● Stated problem: Leave out the pictures and restate the rest of the data exactly.

===== Records for this exercise =====

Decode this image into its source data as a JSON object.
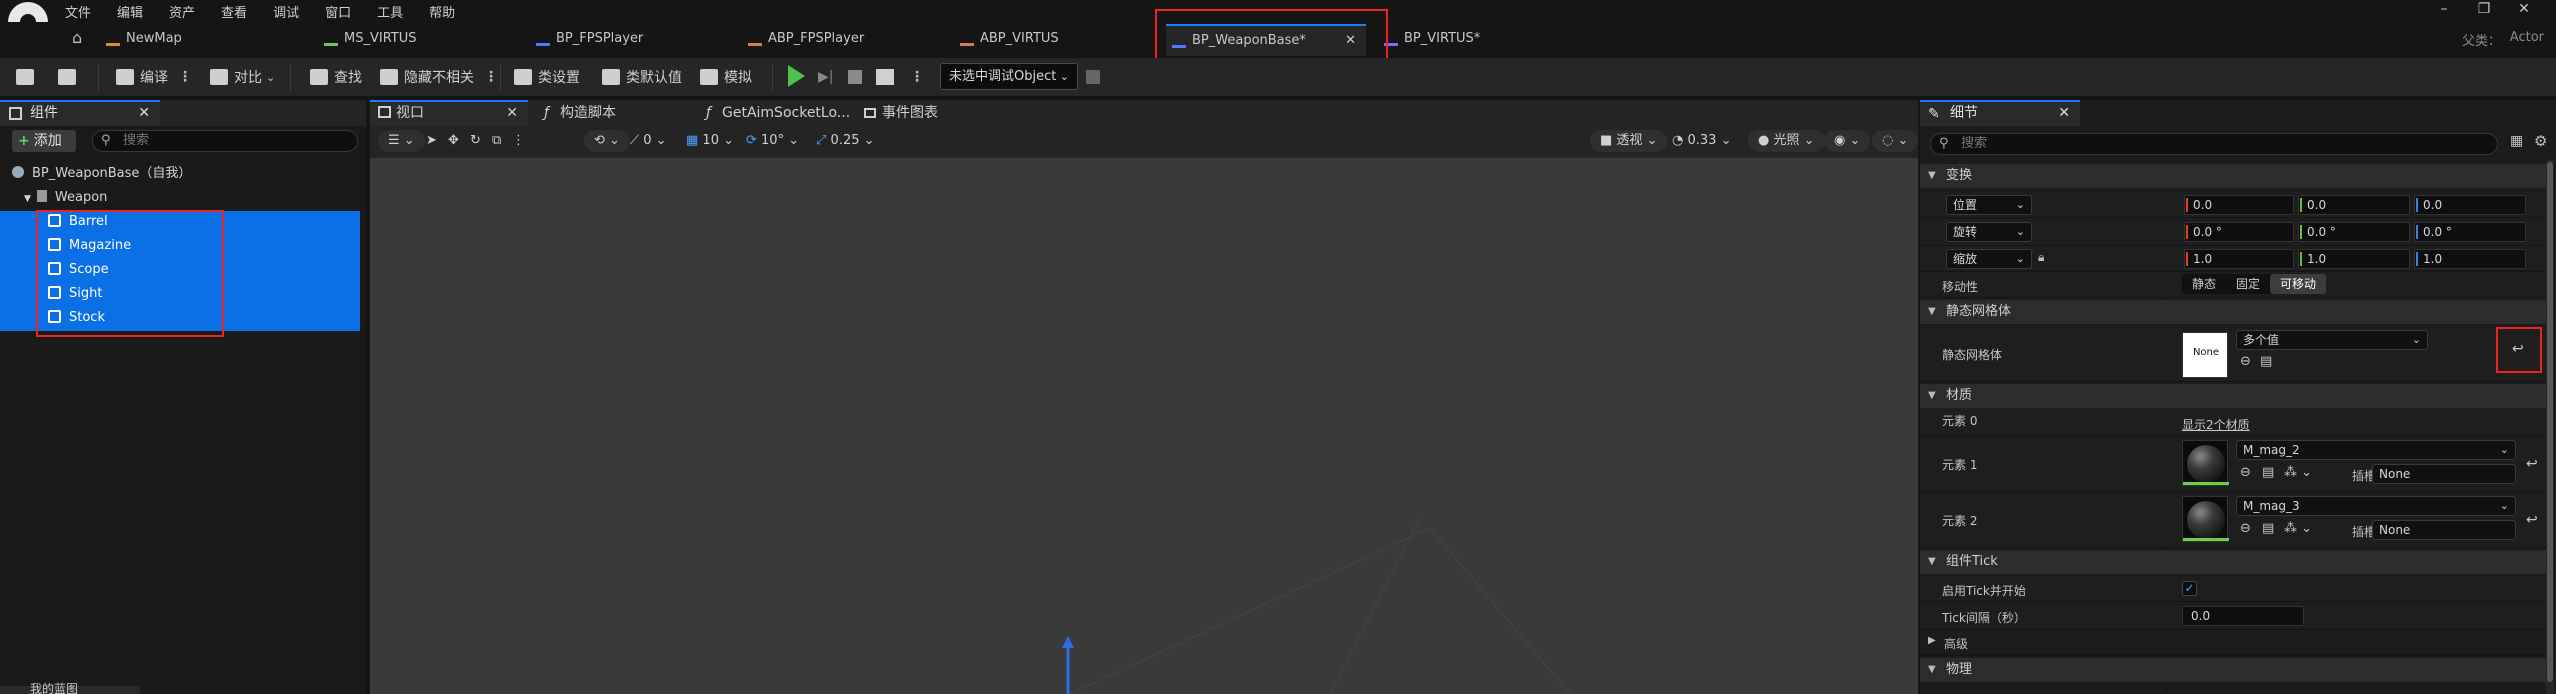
{
  "menu": [
    "文件",
    "编辑",
    "资产",
    "查看",
    "调试",
    "窗口",
    "工具",
    "帮助"
  ],
  "tabs": [
    {
      "label": "NewMap",
      "color": "#e08a2a"
    },
    {
      "label": "MS_VIRTUS",
      "color": "#6ac46a"
    },
    {
      "label": "BP_FPSPlayer",
      "color": "#4a7dff"
    },
    {
      "label": "ABP_FPSPlayer",
      "color": "#d08050"
    },
    {
      "label": "ABP_VIRTUS",
      "color": "#d08050"
    },
    {
      "label": "BP_WeaponBase*",
      "color": "#4a7dff"
    },
    {
      "label": "BP_VIRTUS*",
      "color": "#7c6cff"
    }
  ],
  "parent": {
    "label": "父类：",
    "value": "Actor"
  },
  "toolbar": {
    "compile": "编译",
    "diff": "对比",
    "find": "查找",
    "hide_unrelated": "隐藏不相关",
    "class_settings": "类设置",
    "class_defaults": "类默认值",
    "simulate": "模拟",
    "debug_object": "未选中调试Object"
  },
  "components": {
    "tab": "组件",
    "add": "添加",
    "search_placeholder": "搜索",
    "root": "BP_WeaponBase（自我）",
    "weapon": "Weapon",
    "children": [
      "Barrel",
      "Magazine",
      "Scope",
      "Sight",
      "Stock"
    ]
  },
  "bottom_tab": "我的蓝图",
  "viewport_tabs": {
    "viewport": "视口",
    "construction": "构造脚本",
    "function": "GetAimSocketLo...",
    "event_graph": "事件图表"
  },
  "viewport_toolbar": {
    "angle": "0",
    "grid": "10",
    "rot_snap": "10°",
    "scale_snap": "0.25",
    "perspective": "透视",
    "fov": "0.33",
    "lighting": "光照"
  },
  "details": {
    "tab": "细节",
    "search_placeholder": "搜索",
    "transform_section": "变换",
    "location": {
      "label": "位置",
      "x": "0.0",
      "y": "0.0",
      "z": "0.0"
    },
    "rotation": {
      "label": "旋转",
      "x": "0.0 °",
      "y": "0.0 °",
      "z": "0.0 °"
    },
    "scale": {
      "label": "缩放",
      "x": "1.0",
      "y": "1.0",
      "z": "1.0"
    },
    "mobility": {
      "label": "移动性",
      "options": [
        "静态",
        "固定",
        "可移动"
      ]
    },
    "static_mesh_section": "静态网格体",
    "static_mesh": {
      "label": "静态网格体",
      "thumb": "None",
      "value": "多个值"
    },
    "materials_section": "材质",
    "element0": {
      "label": "元素 0",
      "link": "显示2个材质"
    },
    "element1": {
      "label": "元素 1",
      "value": "M_mag_2",
      "slot_label": "插槽",
      "slot_value": "None"
    },
    "element2": {
      "label": "元素 2",
      "value": "M_mag_3",
      "slot_label": "插槽",
      "slot_value": "None"
    },
    "tick_section": "组件Tick",
    "tick_enabled": {
      "label": "启用Tick并开始"
    },
    "tick_interval": {
      "label": "Tick间隔（秒）",
      "value": "0.0"
    },
    "advanced": "高级",
    "physics_section": "物理"
  }
}
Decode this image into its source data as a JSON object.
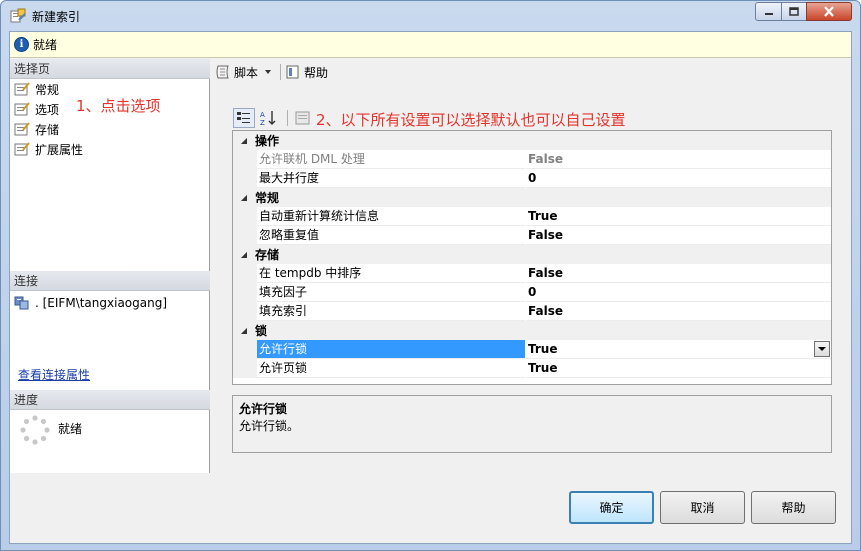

=====

● Solution to this exercise:
Decode this image into its source data as a JSON object.
{
  "menu": [
    "文件",
    "编辑",
    "资产",
    "查看",
    "调试",
    "窗口",
    "工具",
    "帮助"
  ],
  "tabs": [
    {
      "label": "NewMap",
      "color": "#e08a2a"
    },
    {
      "label": "MS_VIRTUS",
      "color": "#6ac46a"
    },
    {
      "label": "BP_FPSPlayer",
      "color": "#4a7dff"
    },
    {
      "label": "ABP_FPSPlayer",
      "color": "#d08050"
    },
    {
      "label": "ABP_VIRTUS",
      "color": "#d08050"
    },
    {
      "label": "BP_WeaponBase*",
      "color": "#4a7dff"
    },
    {
      "label": "BP_VIRTUS*",
      "color": "#7c6cff"
    }
  ],
  "parent": {
    "label": "父类：",
    "value": "Actor"
  },
  "toolbar": {
    "compile": "编译",
    "diff": "对比",
    "find": "查找",
    "hide_unrelated": "隐藏不相关",
    "class_settings": "类设置",
    "class_defaults": "类默认值",
    "simulate": "模拟",
    "debug_object": "未选中调试Object"
  },
  "components": {
    "tab": "组件",
    "add": "添加",
    "search_placeholder": "搜索",
    "root": "BP_WeaponBase（自我）",
    "weapon": "Weapon",
    "children": [
      "Barrel",
      "Magazine",
      "Scope",
      "Sight",
      "Stock"
    ]
  },
  "bottom_tab": "我的蓝图",
  "viewport_tabs": {
    "viewport": "视口",
    "construction": "构造脚本",
    "function": "GetAimSocketLo...",
    "event_graph": "事件图表"
  },
  "viewport_toolbar": {
    "angle": "0",
    "grid": "10",
    "rot_snap": "10°",
    "scale_snap": "0.25",
    "perspective": "透视",
    "fov": "0.33",
    "lighting": "光照"
  },
  "details": {
    "tab": "细节",
    "search_placeholder": "搜索",
    "transform_section": "变换",
    "location": {
      "label": "位置",
      "x": "0.0",
      "y": "0.0",
      "z": "0.0"
    },
    "rotation": {
      "label": "旋转",
      "x": "0.0 °",
      "y": "0.0 °",
      "z": "0.0 °"
    },
    "scale": {
      "label": "缩放",
      "x": "1.0",
      "y": "1.0",
      "z": "1.0"
    },
    "mobility": {
      "label": "移动性",
      "options": [
        "静态",
        "固定",
        "可移动"
      ]
    },
    "static_mesh_section": "静态网格体",
    "static_mesh": {
      "label": "静态网格体",
      "thumb": "None",
      "value": "多个值"
    },
    "materials_section": "材质",
    "element0": {
      "label": "元素 0",
      "link": "显示2个材质"
    },
    "element1": {
      "label": "元素 1",
      "value": "M_mag_2",
      "slot_label": "插槽",
      "slot_value": "None"
    },
    "element2": {
      "label": "元素 2",
      "value": "M_mag_3",
      "slot_label": "插槽",
      "slot_value": "None"
    },
    "tick_section": "组件Tick",
    "tick_enabled": {
      "label": "启用Tick并开始"
    },
    "tick_interval": {
      "label": "Tick间隔（秒）",
      "value": "0.0"
    },
    "advanced": "高级",
    "physics_section": "物理"
  }
}
Decode this image into its source data as a JSON object.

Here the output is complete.